Task objective: Pull out every line in the data that has the string "presente" in it.
** start of Extracted data **
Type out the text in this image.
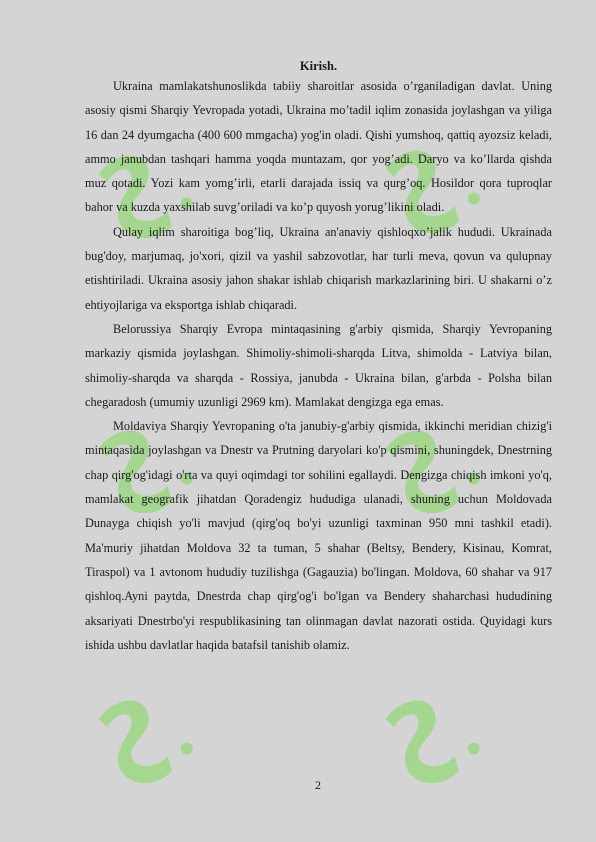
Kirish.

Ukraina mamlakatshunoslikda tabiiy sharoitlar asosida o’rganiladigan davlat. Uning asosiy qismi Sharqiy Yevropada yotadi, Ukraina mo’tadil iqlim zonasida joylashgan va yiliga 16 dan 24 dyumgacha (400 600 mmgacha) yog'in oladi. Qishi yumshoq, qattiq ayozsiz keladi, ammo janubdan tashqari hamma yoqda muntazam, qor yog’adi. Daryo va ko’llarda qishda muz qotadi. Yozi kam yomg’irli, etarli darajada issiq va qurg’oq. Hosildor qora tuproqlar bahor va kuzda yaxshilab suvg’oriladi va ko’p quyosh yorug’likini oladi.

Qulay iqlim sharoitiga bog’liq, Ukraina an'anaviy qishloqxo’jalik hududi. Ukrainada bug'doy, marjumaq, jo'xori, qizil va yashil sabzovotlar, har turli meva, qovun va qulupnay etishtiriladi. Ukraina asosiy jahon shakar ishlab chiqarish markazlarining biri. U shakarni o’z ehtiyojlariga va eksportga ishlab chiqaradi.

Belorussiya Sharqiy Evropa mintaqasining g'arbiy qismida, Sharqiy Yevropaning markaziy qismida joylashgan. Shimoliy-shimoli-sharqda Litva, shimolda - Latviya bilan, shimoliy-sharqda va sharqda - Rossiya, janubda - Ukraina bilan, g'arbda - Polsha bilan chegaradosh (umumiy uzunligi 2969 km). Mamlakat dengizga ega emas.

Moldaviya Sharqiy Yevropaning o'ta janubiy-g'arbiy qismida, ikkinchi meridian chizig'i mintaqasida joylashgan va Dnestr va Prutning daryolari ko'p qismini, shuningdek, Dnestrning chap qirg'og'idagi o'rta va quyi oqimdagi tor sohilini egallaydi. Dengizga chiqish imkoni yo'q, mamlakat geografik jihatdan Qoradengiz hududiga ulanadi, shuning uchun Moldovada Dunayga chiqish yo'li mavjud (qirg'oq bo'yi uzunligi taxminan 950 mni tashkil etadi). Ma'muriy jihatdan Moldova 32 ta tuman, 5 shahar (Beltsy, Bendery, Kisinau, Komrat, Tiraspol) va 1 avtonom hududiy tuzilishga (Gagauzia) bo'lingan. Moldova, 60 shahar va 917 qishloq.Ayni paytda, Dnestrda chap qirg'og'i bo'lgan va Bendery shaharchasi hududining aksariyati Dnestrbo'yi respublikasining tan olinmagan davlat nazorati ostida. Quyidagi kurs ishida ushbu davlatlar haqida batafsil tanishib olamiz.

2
** end of Extracted data **
** start of Extracted data **
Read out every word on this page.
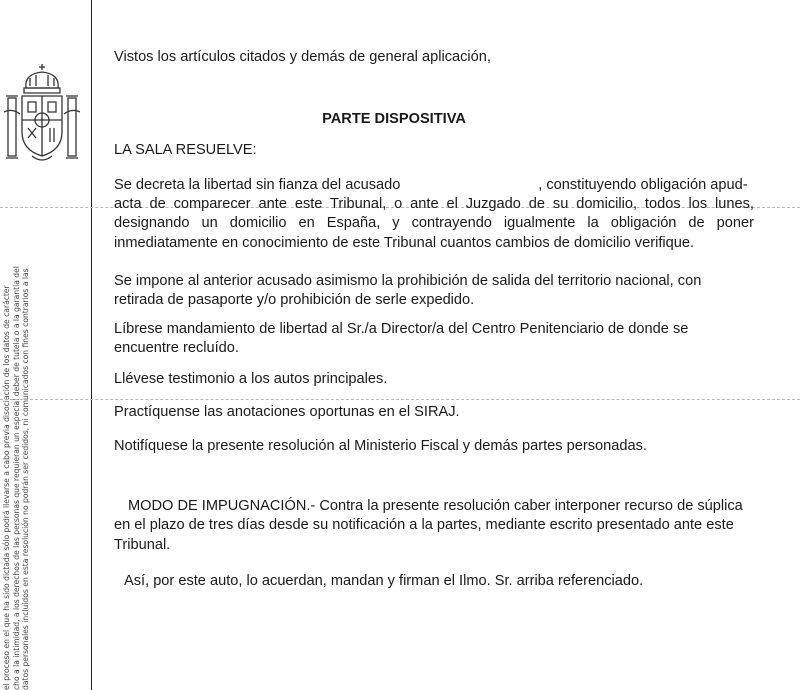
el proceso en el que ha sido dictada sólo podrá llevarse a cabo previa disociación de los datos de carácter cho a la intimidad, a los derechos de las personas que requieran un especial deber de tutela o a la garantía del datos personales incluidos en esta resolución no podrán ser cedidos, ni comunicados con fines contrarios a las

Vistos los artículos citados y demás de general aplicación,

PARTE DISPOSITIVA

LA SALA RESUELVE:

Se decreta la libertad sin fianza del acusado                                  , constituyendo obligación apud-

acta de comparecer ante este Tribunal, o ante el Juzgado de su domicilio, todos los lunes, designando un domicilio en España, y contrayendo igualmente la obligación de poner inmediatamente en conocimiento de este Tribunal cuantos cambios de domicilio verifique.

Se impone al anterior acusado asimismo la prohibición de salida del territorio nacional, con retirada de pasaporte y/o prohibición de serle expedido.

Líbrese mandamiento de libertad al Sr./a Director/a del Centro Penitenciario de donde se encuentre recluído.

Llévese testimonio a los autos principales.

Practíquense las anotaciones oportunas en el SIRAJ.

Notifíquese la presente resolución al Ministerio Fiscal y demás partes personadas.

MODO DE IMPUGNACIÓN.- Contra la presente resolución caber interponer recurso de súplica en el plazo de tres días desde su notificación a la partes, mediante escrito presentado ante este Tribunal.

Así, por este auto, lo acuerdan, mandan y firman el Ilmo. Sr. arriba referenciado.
** end of Extracted data **
Expected output:
Notifíquese la presente resolución al Ministerio Fiscal y demás partes personadas.
MODO DE IMPUGNACIÓN.- Contra la presente resolución caber interponer recurso de súplica en el plazo de tres días desde su notificación a la partes, mediante escrito presentado ante este Tribunal.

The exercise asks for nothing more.